WHAT YOU HAVE TO DO: All of the records below should be output exactly.

Rows from a figure dataset:
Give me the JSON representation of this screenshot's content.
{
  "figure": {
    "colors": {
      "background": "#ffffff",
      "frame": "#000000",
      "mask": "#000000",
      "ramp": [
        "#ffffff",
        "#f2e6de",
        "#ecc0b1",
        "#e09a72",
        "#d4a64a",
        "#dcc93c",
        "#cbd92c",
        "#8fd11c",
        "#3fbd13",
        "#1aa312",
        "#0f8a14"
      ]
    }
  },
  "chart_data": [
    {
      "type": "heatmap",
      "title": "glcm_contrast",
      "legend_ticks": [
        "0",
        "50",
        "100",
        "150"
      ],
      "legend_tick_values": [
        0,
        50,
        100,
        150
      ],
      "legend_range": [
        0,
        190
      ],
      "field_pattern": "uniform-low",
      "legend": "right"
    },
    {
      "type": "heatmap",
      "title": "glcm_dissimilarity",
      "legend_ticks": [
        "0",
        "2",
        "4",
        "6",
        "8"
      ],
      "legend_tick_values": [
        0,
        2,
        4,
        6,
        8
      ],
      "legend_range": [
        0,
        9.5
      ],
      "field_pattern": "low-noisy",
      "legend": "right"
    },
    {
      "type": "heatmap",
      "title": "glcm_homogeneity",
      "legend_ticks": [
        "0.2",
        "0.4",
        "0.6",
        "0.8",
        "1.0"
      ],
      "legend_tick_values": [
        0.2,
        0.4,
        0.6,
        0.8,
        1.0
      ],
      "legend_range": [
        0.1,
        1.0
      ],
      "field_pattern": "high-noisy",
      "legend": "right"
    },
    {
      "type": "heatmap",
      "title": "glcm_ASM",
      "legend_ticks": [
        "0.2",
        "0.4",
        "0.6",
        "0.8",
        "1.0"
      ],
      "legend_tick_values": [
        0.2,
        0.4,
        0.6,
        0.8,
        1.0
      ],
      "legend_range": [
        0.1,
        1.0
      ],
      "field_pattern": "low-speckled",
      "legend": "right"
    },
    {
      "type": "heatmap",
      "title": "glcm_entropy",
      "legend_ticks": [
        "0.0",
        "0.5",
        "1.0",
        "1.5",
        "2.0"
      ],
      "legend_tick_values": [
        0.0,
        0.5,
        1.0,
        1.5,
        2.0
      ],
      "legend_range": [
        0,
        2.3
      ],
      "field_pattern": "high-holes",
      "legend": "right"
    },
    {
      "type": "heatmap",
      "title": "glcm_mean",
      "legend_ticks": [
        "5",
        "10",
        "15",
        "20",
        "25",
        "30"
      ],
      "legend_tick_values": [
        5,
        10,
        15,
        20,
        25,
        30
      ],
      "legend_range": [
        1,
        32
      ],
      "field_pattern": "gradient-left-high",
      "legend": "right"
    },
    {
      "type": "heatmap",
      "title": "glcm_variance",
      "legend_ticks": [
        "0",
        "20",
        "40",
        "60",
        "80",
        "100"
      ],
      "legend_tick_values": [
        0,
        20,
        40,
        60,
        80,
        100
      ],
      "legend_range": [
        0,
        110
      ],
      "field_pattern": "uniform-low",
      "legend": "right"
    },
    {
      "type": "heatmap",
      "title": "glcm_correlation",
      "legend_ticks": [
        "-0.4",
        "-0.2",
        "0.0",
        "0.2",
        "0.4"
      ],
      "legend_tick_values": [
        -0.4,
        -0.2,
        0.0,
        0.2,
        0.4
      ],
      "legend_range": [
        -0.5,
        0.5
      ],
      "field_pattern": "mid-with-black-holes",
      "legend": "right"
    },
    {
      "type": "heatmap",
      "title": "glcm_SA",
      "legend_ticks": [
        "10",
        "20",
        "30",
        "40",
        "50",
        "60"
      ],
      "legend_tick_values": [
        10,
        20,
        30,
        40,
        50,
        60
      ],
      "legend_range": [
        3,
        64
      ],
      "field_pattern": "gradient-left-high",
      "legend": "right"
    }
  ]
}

WRITTEN SOLUTION:
Give me the JSON representation of this screenshot's content.
{
  "figure": {
    "colors": {
      "background": "#ffffff",
      "frame": "#000000",
      "mask": "#000000",
      "ramp": [
        "#ffffff",
        "#f2e6de",
        "#ecc0b1",
        "#e09a72",
        "#d4a64a",
        "#dcc93c",
        "#cbd92c",
        "#8fd11c",
        "#3fbd13",
        "#1aa312",
        "#0f8a14"
      ]
    }
  },
  "chart_data": [
    {
      "type": "heatmap",
      "title": "glcm_contrast",
      "legend_ticks": [
        "0",
        "50",
        "100",
        "150"
      ],
      "legend_tick_values": [
        0,
        50,
        100,
        150
      ],
      "legend_range": [
        0,
        190
      ],
      "field_pattern": "uniform-low",
      "legend": "right"
    },
    {
      "type": "heatmap",
      "title": "glcm_dissimilarity",
      "legend_ticks": [
        "0",
        "2",
        "4",
        "6",
        "8"
      ],
      "legend_tick_values": [
        0,
        2,
        4,
        6,
        8
      ],
      "legend_range": [
        0,
        9.5
      ],
      "field_pattern": "low-noisy",
      "legend": "right"
    },
    {
      "type": "heatmap",
      "title": "glcm_homogeneity",
      "legend_ticks": [
        "0.2",
        "0.4",
        "0.6",
        "0.8",
        "1.0"
      ],
      "legend_tick_values": [
        0.2,
        0.4,
        0.6,
        0.8,
        1.0
      ],
      "legend_range": [
        0.1,
        1.0
      ],
      "field_pattern": "high-noisy",
      "legend": "right"
    },
    {
      "type": "heatmap",
      "title": "glcm_ASM",
      "legend_ticks": [
        "0.2",
        "0.4",
        "0.6",
        "0.8",
        "1.0"
      ],
      "legend_tick_values": [
        0.2,
        0.4,
        0.6,
        0.8,
        1.0
      ],
      "legend_range": [
        0.1,
        1.0
      ],
      "field_pattern": "low-speckled",
      "legend": "right"
    },
    {
      "type": "heatmap",
      "title": "glcm_entropy",
      "legend_ticks": [
        "0.0",
        "0.5",
        "1.0",
        "1.5",
        "2.0"
      ],
      "legend_tick_values": [
        0.0,
        0.5,
        1.0,
        1.5,
        2.0
      ],
      "legend_range": [
        0,
        2.3
      ],
      "field_pattern": "high-holes",
      "legend": "right"
    },
    {
      "type": "heatmap",
      "title": "glcm_mean",
      "legend_ticks": [
        "5",
        "10",
        "15",
        "20",
        "25",
        "30"
      ],
      "legend_tick_values": [
        5,
        10,
        15,
        20,
        25,
        30
      ],
      "legend_range": [
        1,
        32
      ],
      "field_pattern": "gradient-left-high",
      "legend": "right"
    },
    {
      "type": "heatmap",
      "title": "glcm_variance",
      "legend_ticks": [
        "0",
        "20",
        "40",
        "60",
        "80",
        "100"
      ],
      "legend_tick_values": [
        0,
        20,
        40,
        60,
        80,
        100
      ],
      "legend_range": [
        0,
        110
      ],
      "field_pattern": "uniform-low",
      "legend": "right"
    },
    {
      "type": "heatmap",
      "title": "glcm_correlation",
      "legend_ticks": [
        "-0.4",
        "-0.2",
        "0.0",
        "0.2",
        "0.4"
      ],
      "legend_tick_values": [
        -0.4,
        -0.2,
        0.0,
        0.2,
        0.4
      ],
      "legend_range": [
        -0.5,
        0.5
      ],
      "field_pattern": "mid-with-black-holes",
      "legend": "right"
    },
    {
      "type": "heatmap",
      "title": "glcm_SA",
      "legend_ticks": [
        "10",
        "20",
        "30",
        "40",
        "50",
        "60"
      ],
      "legend_tick_values": [
        10,
        20,
        30,
        40,
        50,
        60
      ],
      "legend_range": [
        3,
        64
      ],
      "field_pattern": "gradient-left-high",
      "legend": "right"
    }
  ]
}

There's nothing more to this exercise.